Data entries

════════

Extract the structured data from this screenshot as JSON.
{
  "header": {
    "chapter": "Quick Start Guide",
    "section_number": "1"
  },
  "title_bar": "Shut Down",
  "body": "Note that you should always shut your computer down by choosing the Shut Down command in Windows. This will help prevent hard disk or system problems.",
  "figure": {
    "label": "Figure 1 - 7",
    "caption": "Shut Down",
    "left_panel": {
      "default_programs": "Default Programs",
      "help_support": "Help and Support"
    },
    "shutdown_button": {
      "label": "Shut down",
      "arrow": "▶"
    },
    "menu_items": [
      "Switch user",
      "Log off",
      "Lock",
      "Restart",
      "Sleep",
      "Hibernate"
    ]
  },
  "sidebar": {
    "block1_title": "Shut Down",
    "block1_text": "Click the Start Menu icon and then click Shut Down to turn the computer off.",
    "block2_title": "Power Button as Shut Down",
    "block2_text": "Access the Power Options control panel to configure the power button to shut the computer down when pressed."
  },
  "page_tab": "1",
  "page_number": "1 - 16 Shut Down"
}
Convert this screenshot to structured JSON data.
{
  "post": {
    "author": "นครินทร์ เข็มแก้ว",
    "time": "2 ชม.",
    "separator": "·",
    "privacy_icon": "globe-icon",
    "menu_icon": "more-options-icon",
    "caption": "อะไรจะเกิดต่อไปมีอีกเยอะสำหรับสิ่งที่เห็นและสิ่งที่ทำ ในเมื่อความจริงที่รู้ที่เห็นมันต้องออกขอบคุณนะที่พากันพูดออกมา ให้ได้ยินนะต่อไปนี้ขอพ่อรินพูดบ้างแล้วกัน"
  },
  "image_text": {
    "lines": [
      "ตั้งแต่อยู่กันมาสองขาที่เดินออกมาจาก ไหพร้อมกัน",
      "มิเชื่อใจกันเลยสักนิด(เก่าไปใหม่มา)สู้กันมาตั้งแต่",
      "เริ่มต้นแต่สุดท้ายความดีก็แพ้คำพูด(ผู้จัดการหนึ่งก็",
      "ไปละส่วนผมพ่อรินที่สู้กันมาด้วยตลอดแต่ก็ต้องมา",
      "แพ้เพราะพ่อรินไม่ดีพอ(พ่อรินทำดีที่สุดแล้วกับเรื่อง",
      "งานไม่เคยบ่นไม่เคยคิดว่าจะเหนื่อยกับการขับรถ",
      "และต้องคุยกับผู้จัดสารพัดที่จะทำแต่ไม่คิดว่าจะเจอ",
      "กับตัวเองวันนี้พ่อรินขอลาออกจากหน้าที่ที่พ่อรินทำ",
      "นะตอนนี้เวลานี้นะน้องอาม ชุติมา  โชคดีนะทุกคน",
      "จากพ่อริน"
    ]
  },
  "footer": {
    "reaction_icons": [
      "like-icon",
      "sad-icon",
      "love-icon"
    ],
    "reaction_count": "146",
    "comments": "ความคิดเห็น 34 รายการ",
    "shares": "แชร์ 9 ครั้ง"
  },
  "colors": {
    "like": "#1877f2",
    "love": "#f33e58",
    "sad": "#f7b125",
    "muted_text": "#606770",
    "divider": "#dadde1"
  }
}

════════

▸ **Exercise brief**
Your task is to reproduce all of the records exactly.

▸ **Task result**
Extract the structured data from this screenshot as JSON.
{
  "header": {
    "chapter": "Quick Start Guide",
    "section_number": "1"
  },
  "title_bar": "Shut Down",
  "body": "Note that you should always shut your computer down by choosing the Shut Down command in Windows. This will help prevent hard disk or system problems.",
  "figure": {
    "label": "Figure 1 - 7",
    "caption": "Shut Down",
    "left_panel": {
      "default_programs": "Default Programs",
      "help_support": "Help and Support"
    },
    "shutdown_button": {
      "label": "Shut down",
      "arrow": "▶"
    },
    "menu_items": [
      "Switch user",
      "Log off",
      "Lock",
      "Restart",
      "Sleep",
      "Hibernate"
    ]
  },
  "sidebar": {
    "block1_title": "Shut Down",
    "block1_text": "Click the Start Menu icon and then click Shut Down to turn the computer off.",
    "block2_title": "Power Button as Shut Down",
    "block2_text": "Access the Power Options control panel to configure the power button to shut the computer down when pressed."
  },
  "page_tab": "1",
  "page_number": "1 - 16 Shut Down"
}
Convert this screenshot to structured JSON data.
{
  "post": {
    "author": "นครินทร์ เข็มแก้ว",
    "time": "2 ชม.",
    "separator": "·",
    "privacy_icon": "globe-icon",
    "menu_icon": "more-options-icon",
    "caption": "อะไรจะเกิดต่อไปมีอีกเยอะสำหรับสิ่งที่เห็นและสิ่งที่ทำ ในเมื่อความจริงที่รู้ที่เห็นมันต้องออกขอบคุณนะที่พากันพูดออกมา ให้ได้ยินนะต่อไปนี้ขอพ่อรินพูดบ้างแล้วกัน"
  },
  "image_text": {
    "lines": [
      "ตั้งแต่อยู่กันมาสองขาที่เดินออกมาจาก ไหพร้อมกัน",
      "มิเชื่อใจกันเลยสักนิด(เก่าไปใหม่มา)สู้กันมาตั้งแต่",
      "เริ่มต้นแต่สุดท้ายความดีก็แพ้คำพูด(ผู้จัดการหนึ่งก็",
      "ไปละส่วนผมพ่อรินที่สู้กันมาด้วยตลอดแต่ก็ต้องมา",
      "แพ้เพราะพ่อรินไม่ดีพอ(พ่อรินทำดีที่สุดแล้วกับเรื่อง",
      "งานไม่เคยบ่นไม่เคยคิดว่าจะเหนื่อยกับการขับรถ",
      "และต้องคุยกับผู้จัดสารพัดที่จะทำแต่ไม่คิดว่าจะเจอ",
      "กับตัวเองวันนี้พ่อรินขอลาออกจากหน้าที่ที่พ่อรินทำ",
      "นะตอนนี้เวลานี้นะน้องอาม ชุติมา  โชคดีนะทุกคน",
      "จากพ่อริน"
    ]
  },
  "footer": {
    "reaction_icons": [
      "like-icon",
      "sad-icon",
      "love-icon"
    ],
    "reaction_count": "146",
    "comments": "ความคิดเห็น 34 รายการ",
    "shares": "แชร์ 9 ครั้ง"
  },
  "colors": {
    "like": "#1877f2",
    "love": "#f33e58",
    "sad": "#f7b125",
    "muted_text": "#606770",
    "divider": "#dadde1"
  }
}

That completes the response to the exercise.